- **Exercise**:
Identify every line in the records below that contains the word "affaires", and copy each of those lines.
>> begin
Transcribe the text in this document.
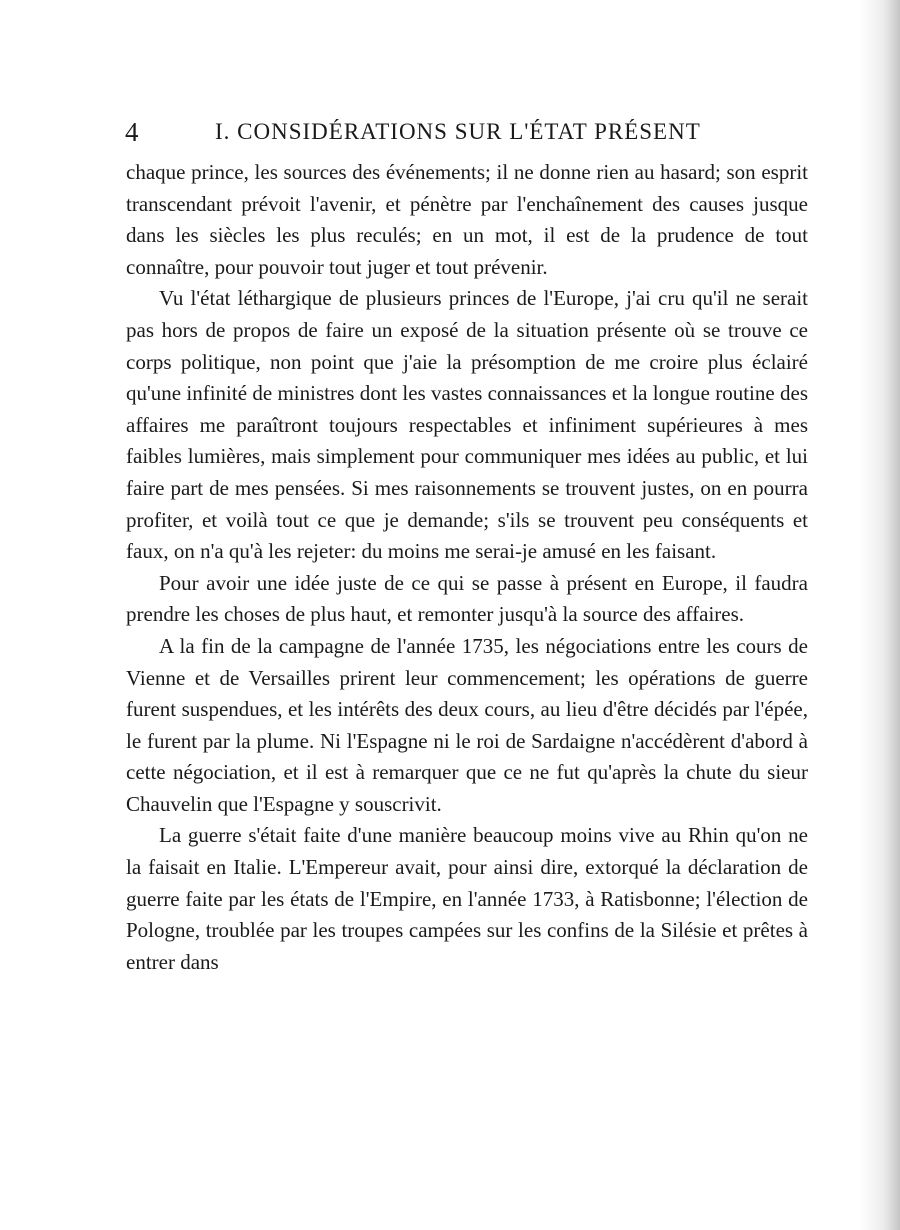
4	I. CONSIDÉRATIONS SUR L'ÉTAT PRÉSENT

chaque prince, les sources des événements; il ne donne rien au hasard; son esprit transcendant prévoit l'avenir, et pénètre par l'enchaînement des causes jusque dans les siècles les plus reculés; en un mot, il est de la prudence de tout connaître, pour pouvoir tout juger et tout prévenir.

Vu l'état léthargique de plusieurs princes de l'Europe, j'ai cru qu'il ne serait pas hors de propos de faire un exposé de la situation présente où se trouve ce corps politique, non point que j'aie la présomption de me croire plus éclairé qu'une infinité de ministres dont les vastes connaissances et la longue routine des affaires me paraîtront toujours respectables et infiniment supérieures à mes faibles lumières, mais simplement pour communiquer mes idées au public, et lui faire part de mes pensées. Si mes raisonnements se trouvent justes, on en pourra profiter, et voilà tout ce que je demande; s'ils se trouvent peu conséquents et faux, on n'a qu'à les rejeter: du moins me serai-je amusé en les faisant.

Pour avoir une idée juste de ce qui se passe à présent en Europe, il faudra prendre les choses de plus haut, et remonter jusqu'à la source des affaires.

A la fin de la campagne de l'année 1735, les négociations entre les cours de Vienne et de Versailles prirent leur commencement; les opérations de guerre furent suspendues, et les intérêts des deux cours, au lieu d'être décidés par l'épée, le furent par la plume. Ni l'Espagne ni le roi de Sardaigne n'accédèrent d'abord à cette négociation, et il est à remarquer que ce ne fut qu'après la chute du sieur Chauvelin que l'Espagne y souscrivit.

La guerre s'était faite d'une manière beaucoup moins vive au Rhin qu'on ne la faisait en Italie. L'Empereur avait, pour ainsi dire, extorqué la déclaration de guerre faite par les états de l'Empire, en l'année 1733, à Ratisbonne; l'élection de Pologne, troublée par les troupes campées sur les confins de la Silésie et prêtes à entrer dans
>> end
- **Answer for the task**:
Vu l'état léthargique de plusieurs princes de l'Europe, j'ai cru qu'il ne serait pas hors de propos de faire un exposé de la situation présente où se trouve ce corps politique, non point que j'aie la présomption de me croire plus éclairé qu'une infinité de ministres dont les vastes connaissances et la longue routine des affaires me paraîtront toujours respectables et infiniment supérieures à mes faibles lumières, mais simplement pour communiquer mes idées au public, et lui faire part de mes pensées. Si mes raisonnements se trouvent justes, on en pourra profiter, et voilà tout ce que je demande; s'ils se trouvent peu conséquents et faux, on n'a qu'à les rejeter: du moins me serai-je amusé en les faisant.
Pour avoir une idée juste de ce qui se passe à présent en Europe, il faudra prendre les choses de plus haut, et remonter jusqu'à la source des affaires.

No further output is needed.